RECORDED DATA →
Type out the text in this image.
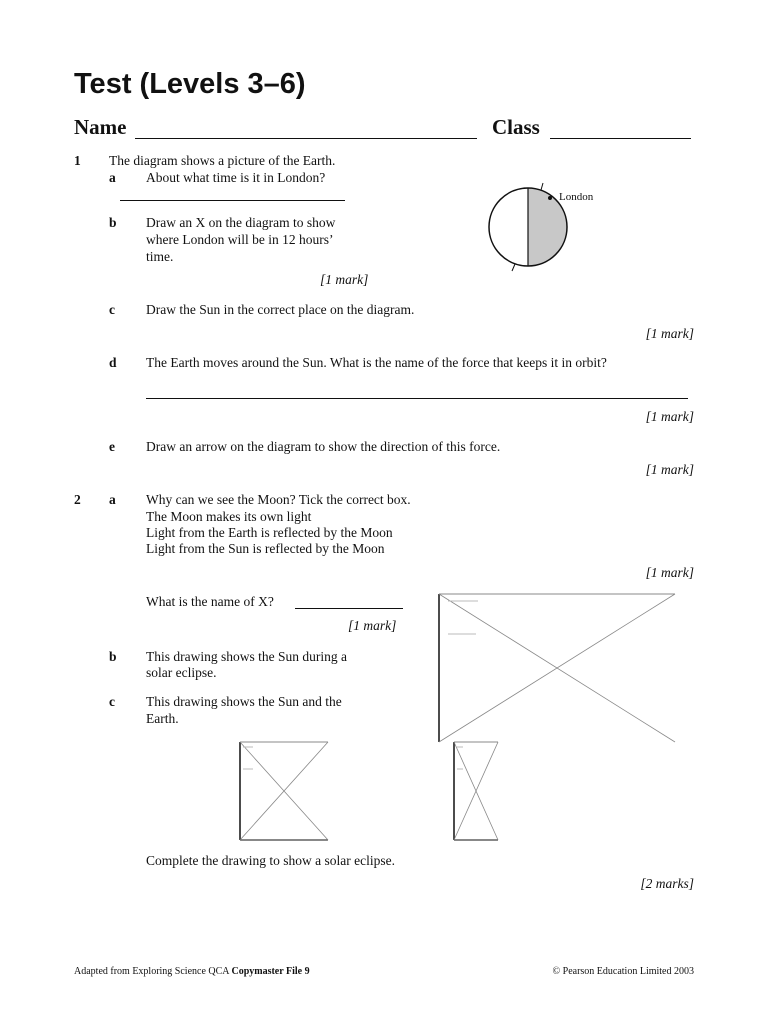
Test (Levels 3–6)
Name	Class
1 The diagram shows a picture of the Earth.
a About what time is it in London?
b Draw an X on the diagram to show
where London will be in 12 hours’
time.
[1 mark]
London
c Draw the Sun in the correct place on the diagram.
[1 mark]
d The Earth moves around the Sun. What is the name of the force that keeps it in orbit?
[1 mark]
e Draw an arrow on the diagram to show the direction of this force.
[1 mark]
2 a Why can we see the Moon? Tick the correct box.
The Moon makes its own light
Light from the Earth is reflected by the Moon
Light from the Sun is reflected by the Moon
[1 mark]
What is the name of X?
[1 mark]
b This drawing shows the Sun during a
solar eclipse.
c This drawing shows the Sun and the
Earth.
Complete the drawing to show a solar eclipse.
[2 marks]
Adapted from Exploring Science QCA Copymaster File 9	© Pearson Education Limited 2003
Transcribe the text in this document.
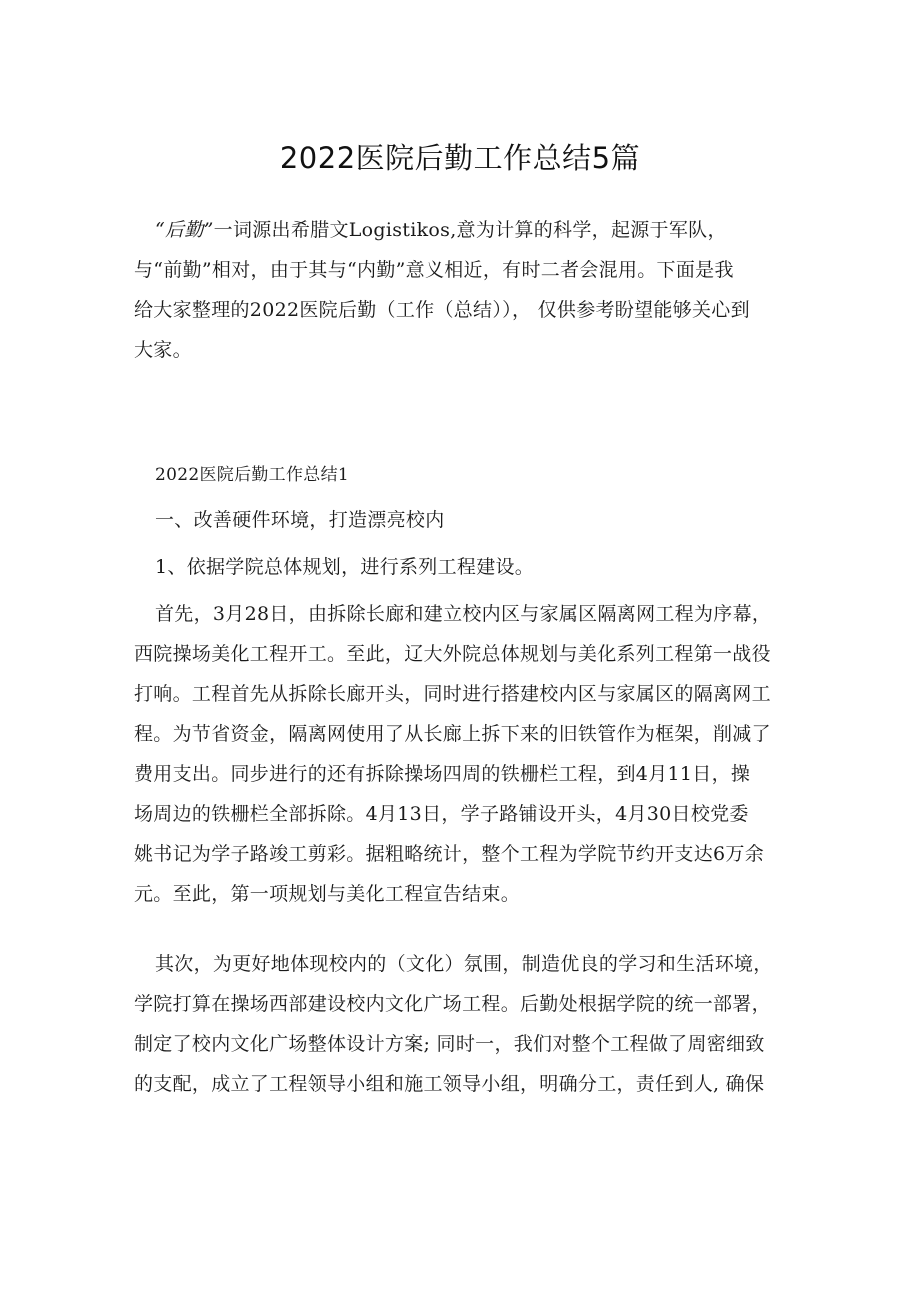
2022医院后勤工作总结5篇
“后勤”一词源出希腊文Logistikos,意为计算的科学，起源于军队，
与“前勤”相对，由于其与“内勤”意义相近，有时二者会混用。下面是我
给大家整理的2022医院后勤（工作（总结））， 仅供参考盼望能够关心到
大家。
2022医院后勤工作总结1
一、改善硬件环境，打造漂亮校内
1、依据学院总体规划，进行系列工程建设。
首先，3月28日，由拆除长廊和建立校内区与家属区隔离网工程为序幕，
西院操场美化工程开工。至此，辽大外院总体规划与美化系列工程第一战役
打响。工程首先从拆除长廊开头，同时进行搭建校内区与家属区的隔离网工
程。为节省资金，隔离网使用了从长廊上拆下来的旧铁管作为框架，削减了
费用支出。同步进行的还有拆除操场四周的铁栅栏工程，到4月11日，操
场周边的铁栅栏全部拆除。4月13日，学子路铺设开头，4月30日校党委
姚书记为学子路竣工剪彩。据粗略统计，整个工程为学院节约开支达6万余
元。至此，第一项规划与美化工程宣告结束。
其次，为更好地体现校内的（文化）氛围，制造优良的学习和生活环境，
学院打算在操场西部建设校内文化广场工程。后勤处根据学院的统一部署，
制定了校内文化广场整体设计方案; 同时一，我们对整个工程做了周密细致
的支配，成立了工程领导小组和施工领导小组，明确分工，责任到人, 确保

THE EXERCISE → Only the number is wanted: how many lines contain the string "time"?

TASK RESULT → 2